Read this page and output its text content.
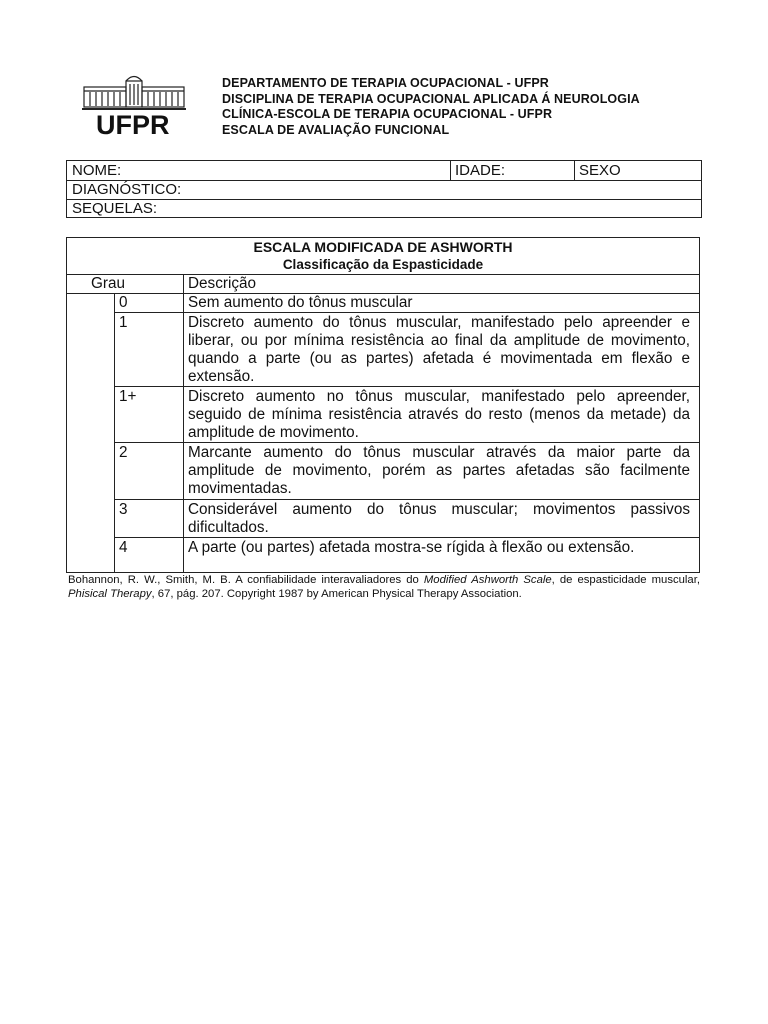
UFPR
DEPARTAMENTO DE TERAPIA OCUPACIONAL - UFPR
DISCIPLINA DE TERAPIA OCUPACIONAL APLICADA Á NEUROLOGIA
CLÍNICA-ESCOLA DE TERAPIA OCUPACIONAL - UFPR
ESCALA DE AVALIAÇÃO FUNCIONAL
NOME:	IDADE:	SEXO
DIAGNÓSTICO:
SEQUELAS:
ESCALA MODIFICADA DE ASHWORTH
Classificação da Espasticidade
Grau	Descrição
0	Sem aumento do tônus muscular
1	Discreto aumento do tônus muscular, manifestado pelo apreender e liberar, ou por mínima resistência ao final da amplitude de movimento, quando a parte (ou as partes) afetada é movimentada em flexão e extensão.
1+	Discreto aumento no tônus muscular, manifestado pelo apreender, seguido de mínima resistência através do resto (menos da metade) da amplitude de movimento.
2	Marcante aumento do tônus muscular através da maior parte da amplitude de movimento, porém as partes afetadas são facilmente movimentadas.
3	Considerável aumento do tônus muscular; movimentos passivos dificultados.
4	A parte (ou partes) afetada mostra-se rígida à flexão ou extensão.
Bohannon, R. W., Smith, M. B. A confiabilidade interavaliadores do Modified Ashworth Scale, de espasticidade muscular, Phisical Therapy, 67, pág. 207. Copyright 1987 by American Physical Therapy Association.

#### What is expected:
Write the material out again exactly as it appears, dropping the pictures.

#### Solution to the exercise:
Read this page and output its text content.
UFPR
DEPARTAMENTO DE TERAPIA OCUPACIONAL - UFPR
DISCIPLINA DE TERAPIA OCUPACIONAL APLICADA Á NEUROLOGIA
CLÍNICA-ESCOLA DE TERAPIA OCUPACIONAL - UFPR
ESCALA DE AVALIAÇÃO FUNCIONAL
NOME:	IDADE:	SEXO
DIAGNÓSTICO:
SEQUELAS:
ESCALA MODIFICADA DE ASHWORTH
Classificação da Espasticidade
Grau	Descrição
0	Sem aumento do tônus muscular
1	Discreto aumento do tônus muscular, manifestado pelo apreender e liberar, ou por mínima resistência ao final da amplitude de movimento, quando a parte (ou as partes) afetada é movimentada em flexão e extensão.
1+	Discreto aumento no tônus muscular, manifestado pelo apreender, seguido de mínima resistência através do resto (menos da metade) da amplitude de movimento.
2	Marcante aumento do tônus muscular através da maior parte da amplitude de movimento, porém as partes afetadas são facilmente movimentadas.
3	Considerável aumento do tônus muscular; movimentos passivos dificultados.
4	A parte (ou partes) afetada mostra-se rígida à flexão ou extensão.
Bohannon, R. W., Smith, M. B. A confiabilidade interavaliadores do Modified Ashworth Scale, de espasticidade muscular, Phisical Therapy, 67, pág. 207. Copyright 1987 by American Physical Therapy Association.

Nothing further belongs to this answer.